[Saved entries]

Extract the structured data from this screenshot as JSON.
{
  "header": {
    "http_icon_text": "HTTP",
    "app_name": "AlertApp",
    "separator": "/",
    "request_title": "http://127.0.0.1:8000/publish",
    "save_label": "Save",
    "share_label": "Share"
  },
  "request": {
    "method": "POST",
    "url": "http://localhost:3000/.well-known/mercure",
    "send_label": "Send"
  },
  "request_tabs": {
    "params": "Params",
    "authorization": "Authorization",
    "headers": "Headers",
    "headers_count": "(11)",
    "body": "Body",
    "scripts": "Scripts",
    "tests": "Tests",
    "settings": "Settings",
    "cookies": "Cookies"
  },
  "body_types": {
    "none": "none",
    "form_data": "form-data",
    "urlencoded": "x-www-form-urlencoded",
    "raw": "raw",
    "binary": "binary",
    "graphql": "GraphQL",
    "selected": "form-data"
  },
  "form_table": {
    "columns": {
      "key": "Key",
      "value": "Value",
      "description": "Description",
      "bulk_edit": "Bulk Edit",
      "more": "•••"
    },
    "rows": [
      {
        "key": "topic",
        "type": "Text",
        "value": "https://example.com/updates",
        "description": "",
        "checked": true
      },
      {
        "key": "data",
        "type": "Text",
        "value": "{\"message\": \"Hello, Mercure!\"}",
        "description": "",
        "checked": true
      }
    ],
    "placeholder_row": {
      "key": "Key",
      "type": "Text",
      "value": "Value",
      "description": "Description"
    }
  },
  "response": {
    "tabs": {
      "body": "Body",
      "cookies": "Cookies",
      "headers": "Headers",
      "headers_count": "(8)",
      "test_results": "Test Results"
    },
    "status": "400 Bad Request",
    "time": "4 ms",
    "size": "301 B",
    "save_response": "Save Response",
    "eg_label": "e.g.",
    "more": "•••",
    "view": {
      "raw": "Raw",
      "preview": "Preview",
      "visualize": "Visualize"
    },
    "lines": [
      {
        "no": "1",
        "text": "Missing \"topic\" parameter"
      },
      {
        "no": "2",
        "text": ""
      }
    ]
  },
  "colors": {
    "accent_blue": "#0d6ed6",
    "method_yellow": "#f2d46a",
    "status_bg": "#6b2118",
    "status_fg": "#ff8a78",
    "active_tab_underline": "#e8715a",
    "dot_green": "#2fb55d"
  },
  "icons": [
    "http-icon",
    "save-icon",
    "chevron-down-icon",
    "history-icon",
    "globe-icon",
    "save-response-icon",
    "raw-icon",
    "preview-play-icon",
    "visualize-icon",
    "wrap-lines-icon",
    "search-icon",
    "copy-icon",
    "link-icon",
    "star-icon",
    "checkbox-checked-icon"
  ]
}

---

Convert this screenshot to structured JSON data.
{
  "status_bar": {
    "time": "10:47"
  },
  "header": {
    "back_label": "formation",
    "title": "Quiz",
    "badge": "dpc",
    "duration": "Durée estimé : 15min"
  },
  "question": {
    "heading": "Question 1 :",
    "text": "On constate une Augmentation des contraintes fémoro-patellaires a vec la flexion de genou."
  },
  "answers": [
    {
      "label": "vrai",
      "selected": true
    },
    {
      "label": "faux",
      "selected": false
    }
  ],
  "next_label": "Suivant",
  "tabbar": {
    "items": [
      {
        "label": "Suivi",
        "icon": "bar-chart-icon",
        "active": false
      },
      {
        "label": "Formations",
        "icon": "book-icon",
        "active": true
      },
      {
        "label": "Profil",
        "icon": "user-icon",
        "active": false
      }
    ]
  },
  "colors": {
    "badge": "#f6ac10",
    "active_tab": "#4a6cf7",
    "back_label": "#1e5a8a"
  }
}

#### PROBLEM TO WORK ON:
All lines in the data that contain the word "JSON" should be copied.

#### TASK RESULT:
Extract the structured data from this screenshot as JSON.
Convert this screenshot to structured JSON data.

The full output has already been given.